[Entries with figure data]
·····

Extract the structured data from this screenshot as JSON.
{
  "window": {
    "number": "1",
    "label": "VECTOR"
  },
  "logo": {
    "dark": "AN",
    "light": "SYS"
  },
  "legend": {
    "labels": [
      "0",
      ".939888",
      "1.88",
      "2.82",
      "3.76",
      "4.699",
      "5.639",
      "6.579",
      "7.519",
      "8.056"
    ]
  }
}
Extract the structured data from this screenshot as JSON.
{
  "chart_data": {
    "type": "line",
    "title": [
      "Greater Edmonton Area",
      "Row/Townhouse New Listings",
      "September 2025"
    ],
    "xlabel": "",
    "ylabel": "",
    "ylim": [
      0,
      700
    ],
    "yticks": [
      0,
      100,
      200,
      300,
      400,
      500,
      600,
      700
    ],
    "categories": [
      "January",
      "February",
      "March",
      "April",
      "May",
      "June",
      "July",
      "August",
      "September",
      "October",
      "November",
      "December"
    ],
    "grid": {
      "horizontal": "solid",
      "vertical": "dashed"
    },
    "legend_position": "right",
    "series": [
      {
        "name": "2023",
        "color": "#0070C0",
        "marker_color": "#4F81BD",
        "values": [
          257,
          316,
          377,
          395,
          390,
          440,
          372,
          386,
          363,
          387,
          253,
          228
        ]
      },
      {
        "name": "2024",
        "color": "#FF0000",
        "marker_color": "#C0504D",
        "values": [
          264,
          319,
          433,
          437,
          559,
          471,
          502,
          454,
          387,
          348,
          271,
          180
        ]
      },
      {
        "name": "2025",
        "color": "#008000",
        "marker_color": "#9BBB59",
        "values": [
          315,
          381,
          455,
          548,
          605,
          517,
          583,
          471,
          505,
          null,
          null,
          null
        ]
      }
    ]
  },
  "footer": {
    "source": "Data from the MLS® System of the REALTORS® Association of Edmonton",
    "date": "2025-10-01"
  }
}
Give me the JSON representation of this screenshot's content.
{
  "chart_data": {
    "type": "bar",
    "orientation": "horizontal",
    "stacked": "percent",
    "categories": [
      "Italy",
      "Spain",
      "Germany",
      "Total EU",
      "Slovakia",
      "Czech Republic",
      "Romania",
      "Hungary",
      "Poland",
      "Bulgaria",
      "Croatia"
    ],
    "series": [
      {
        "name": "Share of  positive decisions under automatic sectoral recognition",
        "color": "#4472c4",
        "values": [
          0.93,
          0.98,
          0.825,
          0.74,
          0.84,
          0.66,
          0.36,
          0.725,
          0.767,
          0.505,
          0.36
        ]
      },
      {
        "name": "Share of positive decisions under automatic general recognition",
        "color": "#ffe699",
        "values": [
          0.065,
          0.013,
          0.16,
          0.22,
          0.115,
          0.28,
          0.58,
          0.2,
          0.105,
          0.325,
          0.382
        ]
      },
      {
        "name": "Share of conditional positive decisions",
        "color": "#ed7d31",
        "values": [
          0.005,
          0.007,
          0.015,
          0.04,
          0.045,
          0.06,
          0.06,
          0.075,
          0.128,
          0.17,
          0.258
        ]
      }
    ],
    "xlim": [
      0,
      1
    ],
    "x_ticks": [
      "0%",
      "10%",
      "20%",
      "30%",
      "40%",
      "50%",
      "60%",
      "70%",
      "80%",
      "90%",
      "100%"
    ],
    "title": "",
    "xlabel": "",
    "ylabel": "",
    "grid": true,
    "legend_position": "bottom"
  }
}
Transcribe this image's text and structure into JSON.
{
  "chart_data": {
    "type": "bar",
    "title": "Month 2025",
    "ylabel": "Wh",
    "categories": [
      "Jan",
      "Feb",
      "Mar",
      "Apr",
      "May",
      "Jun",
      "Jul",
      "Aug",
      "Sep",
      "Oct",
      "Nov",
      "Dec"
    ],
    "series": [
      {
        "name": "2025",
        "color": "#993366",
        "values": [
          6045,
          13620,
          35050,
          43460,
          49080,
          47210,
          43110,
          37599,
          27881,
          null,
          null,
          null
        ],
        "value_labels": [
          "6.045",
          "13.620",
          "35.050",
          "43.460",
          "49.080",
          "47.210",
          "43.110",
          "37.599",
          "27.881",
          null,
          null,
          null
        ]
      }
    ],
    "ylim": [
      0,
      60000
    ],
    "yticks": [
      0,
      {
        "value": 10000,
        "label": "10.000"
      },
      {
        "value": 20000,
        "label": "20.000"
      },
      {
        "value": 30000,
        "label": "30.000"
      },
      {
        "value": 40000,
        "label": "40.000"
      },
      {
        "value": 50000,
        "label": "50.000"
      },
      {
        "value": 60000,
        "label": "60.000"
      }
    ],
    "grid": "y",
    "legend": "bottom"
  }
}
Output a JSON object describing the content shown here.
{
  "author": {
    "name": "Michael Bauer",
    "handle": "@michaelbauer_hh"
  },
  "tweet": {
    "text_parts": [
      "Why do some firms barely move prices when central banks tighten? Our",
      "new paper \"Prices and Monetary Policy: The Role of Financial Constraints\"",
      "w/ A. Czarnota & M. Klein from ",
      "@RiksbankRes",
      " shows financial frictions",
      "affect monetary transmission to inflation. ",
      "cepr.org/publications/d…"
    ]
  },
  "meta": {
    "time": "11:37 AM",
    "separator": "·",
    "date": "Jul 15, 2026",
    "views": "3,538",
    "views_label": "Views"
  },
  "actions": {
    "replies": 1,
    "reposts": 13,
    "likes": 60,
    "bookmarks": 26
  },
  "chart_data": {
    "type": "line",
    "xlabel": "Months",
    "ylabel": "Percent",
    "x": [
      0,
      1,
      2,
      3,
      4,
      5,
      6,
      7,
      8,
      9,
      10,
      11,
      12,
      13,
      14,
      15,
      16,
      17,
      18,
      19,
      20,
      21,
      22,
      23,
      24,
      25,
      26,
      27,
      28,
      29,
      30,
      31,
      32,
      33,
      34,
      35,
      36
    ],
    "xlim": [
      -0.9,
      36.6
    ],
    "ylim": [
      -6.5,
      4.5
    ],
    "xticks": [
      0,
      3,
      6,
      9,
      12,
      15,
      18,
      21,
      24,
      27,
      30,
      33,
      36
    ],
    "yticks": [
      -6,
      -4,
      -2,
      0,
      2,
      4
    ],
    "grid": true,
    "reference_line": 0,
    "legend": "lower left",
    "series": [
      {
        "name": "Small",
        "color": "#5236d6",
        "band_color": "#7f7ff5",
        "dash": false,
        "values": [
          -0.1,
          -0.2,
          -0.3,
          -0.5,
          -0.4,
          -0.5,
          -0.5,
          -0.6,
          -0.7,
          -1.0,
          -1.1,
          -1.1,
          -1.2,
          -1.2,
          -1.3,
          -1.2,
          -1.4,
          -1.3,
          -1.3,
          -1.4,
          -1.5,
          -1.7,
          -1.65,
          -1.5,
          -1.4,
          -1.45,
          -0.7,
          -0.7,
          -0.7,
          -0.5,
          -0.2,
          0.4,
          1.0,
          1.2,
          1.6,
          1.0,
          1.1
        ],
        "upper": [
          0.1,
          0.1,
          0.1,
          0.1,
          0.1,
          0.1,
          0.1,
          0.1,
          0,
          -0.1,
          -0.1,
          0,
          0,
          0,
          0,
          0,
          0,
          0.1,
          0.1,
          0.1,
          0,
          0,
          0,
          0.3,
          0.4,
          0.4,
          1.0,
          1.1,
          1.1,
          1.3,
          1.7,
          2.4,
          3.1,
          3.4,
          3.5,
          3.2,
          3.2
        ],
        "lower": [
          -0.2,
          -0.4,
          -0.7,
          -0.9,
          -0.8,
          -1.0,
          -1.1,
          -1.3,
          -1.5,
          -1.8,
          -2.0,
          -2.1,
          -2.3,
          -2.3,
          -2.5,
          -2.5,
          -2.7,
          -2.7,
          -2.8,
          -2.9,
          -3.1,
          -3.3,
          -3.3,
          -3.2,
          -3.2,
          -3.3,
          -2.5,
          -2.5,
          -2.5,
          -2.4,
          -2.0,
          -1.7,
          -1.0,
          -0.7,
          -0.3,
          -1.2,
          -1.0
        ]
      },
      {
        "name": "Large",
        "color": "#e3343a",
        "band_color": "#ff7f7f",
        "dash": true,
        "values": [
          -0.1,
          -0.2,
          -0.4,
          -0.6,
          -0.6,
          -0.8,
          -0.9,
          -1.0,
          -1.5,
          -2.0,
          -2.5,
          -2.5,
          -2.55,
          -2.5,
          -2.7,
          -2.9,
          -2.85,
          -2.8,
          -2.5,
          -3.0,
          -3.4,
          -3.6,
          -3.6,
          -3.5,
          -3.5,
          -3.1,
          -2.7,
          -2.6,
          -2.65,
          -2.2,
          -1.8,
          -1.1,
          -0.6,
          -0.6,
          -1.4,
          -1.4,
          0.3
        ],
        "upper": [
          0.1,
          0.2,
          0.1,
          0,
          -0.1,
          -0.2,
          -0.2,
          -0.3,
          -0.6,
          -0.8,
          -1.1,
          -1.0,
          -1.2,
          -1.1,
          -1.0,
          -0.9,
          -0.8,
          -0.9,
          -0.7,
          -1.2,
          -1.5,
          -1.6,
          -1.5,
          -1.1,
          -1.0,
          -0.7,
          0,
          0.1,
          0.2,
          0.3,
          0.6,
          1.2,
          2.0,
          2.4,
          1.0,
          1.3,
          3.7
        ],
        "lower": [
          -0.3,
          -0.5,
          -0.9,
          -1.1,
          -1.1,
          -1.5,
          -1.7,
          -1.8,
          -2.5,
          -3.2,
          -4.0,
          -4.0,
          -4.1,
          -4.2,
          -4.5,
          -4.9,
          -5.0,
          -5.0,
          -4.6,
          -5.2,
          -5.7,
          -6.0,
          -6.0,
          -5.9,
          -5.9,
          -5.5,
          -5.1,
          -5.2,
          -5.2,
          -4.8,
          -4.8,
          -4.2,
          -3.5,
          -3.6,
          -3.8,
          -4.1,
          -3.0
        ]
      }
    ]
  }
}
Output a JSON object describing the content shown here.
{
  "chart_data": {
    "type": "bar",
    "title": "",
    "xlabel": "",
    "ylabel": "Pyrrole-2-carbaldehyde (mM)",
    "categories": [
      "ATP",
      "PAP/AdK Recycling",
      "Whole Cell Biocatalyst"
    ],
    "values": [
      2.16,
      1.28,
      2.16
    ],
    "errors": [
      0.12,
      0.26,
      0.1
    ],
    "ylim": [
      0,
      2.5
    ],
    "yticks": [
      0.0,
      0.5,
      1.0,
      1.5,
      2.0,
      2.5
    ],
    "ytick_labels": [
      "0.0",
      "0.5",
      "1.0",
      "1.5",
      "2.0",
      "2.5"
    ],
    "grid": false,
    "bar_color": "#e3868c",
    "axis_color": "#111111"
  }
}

·····

WHAT IS EXPECTED: Each line that holds the word "name" should be extracted from the records.

TASK RESULT:
        "name": "2023",
        "name": "2024",
        "name": "2025",
        "name": "Share of  positive decisions under automatic sectoral recognition",
        "name": "Share of positive decisions under automatic general recognition",
        "name": "Share of conditional positive decisions",
        "name": "2025",
    "name": "Michael Bauer",
        "name": "Small",
        "name": "Large",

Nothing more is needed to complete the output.